= What to do =
Retype the whole listing verbatim and keep the pictures out of it.

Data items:
====================
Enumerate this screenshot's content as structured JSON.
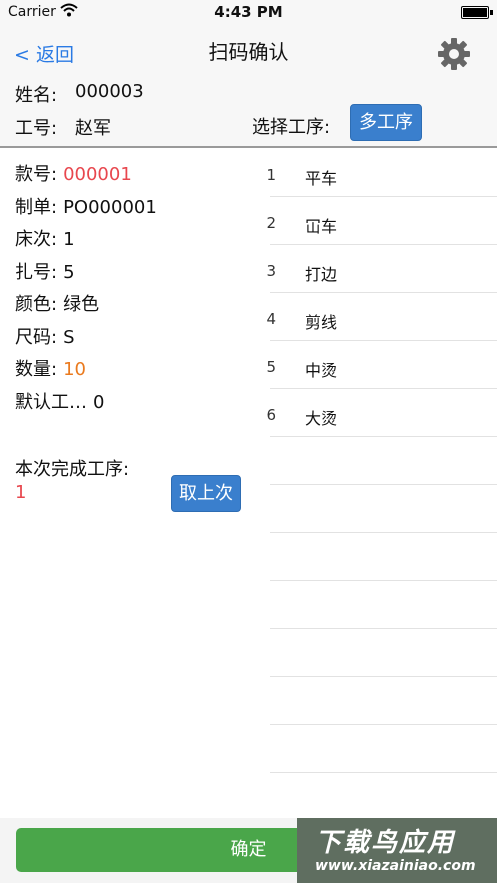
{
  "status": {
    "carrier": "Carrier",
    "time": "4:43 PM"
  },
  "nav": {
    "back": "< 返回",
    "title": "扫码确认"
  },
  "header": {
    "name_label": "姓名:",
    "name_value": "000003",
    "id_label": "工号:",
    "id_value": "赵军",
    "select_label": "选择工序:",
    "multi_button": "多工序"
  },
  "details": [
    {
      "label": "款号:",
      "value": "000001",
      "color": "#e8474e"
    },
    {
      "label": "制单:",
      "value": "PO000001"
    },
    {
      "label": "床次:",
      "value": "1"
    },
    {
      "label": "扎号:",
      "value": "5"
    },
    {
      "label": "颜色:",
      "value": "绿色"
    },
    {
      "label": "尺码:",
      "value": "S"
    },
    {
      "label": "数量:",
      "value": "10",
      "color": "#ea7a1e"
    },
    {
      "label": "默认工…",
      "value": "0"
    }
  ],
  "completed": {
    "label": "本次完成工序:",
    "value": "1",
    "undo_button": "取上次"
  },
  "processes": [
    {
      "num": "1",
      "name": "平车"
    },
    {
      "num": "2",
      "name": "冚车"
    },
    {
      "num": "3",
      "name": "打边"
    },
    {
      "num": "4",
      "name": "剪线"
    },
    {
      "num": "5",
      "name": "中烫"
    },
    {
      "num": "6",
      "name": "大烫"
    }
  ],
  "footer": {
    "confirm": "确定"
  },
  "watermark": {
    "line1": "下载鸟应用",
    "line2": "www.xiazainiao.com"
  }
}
====================
= Task output =
Enumerate this screenshot's content as structured JSON.
{
  "status": {
    "carrier": "Carrier",
    "time": "4:43 PM"
  },
  "nav": {
    "back": "< 返回",
    "title": "扫码确认"
  },
  "header": {
    "name_label": "姓名:",
    "name_value": "000003",
    "id_label": "工号:",
    "id_value": "赵军",
    "select_label": "选择工序:",
    "multi_button": "多工序"
  },
  "details": [
    {
      "label": "款号:",
      "value": "000001",
      "color": "#e8474e"
    },
    {
      "label": "制单:",
      "value": "PO000001"
    },
    {
      "label": "床次:",
      "value": "1"
    },
    {
      "label": "扎号:",
      "value": "5"
    },
    {
      "label": "颜色:",
      "value": "绿色"
    },
    {
      "label": "尺码:",
      "value": "S"
    },
    {
      "label": "数量:",
      "value": "10",
      "color": "#ea7a1e"
    },
    {
      "label": "默认工…",
      "value": "0"
    }
  ],
  "completed": {
    "label": "本次完成工序:",
    "value": "1",
    "undo_button": "取上次"
  },
  "processes": [
    {
      "num": "1",
      "name": "平车"
    },
    {
      "num": "2",
      "name": "冚车"
    },
    {
      "num": "3",
      "name": "打边"
    },
    {
      "num": "4",
      "name": "剪线"
    },
    {
      "num": "5",
      "name": "中烫"
    },
    {
      "num": "6",
      "name": "大烫"
    }
  ],
  "footer": {
    "confirm": "确定"
  },
  "watermark": {
    "line1": "下载鸟应用",
    "line2": "www.xiazainiao.com"
  }
}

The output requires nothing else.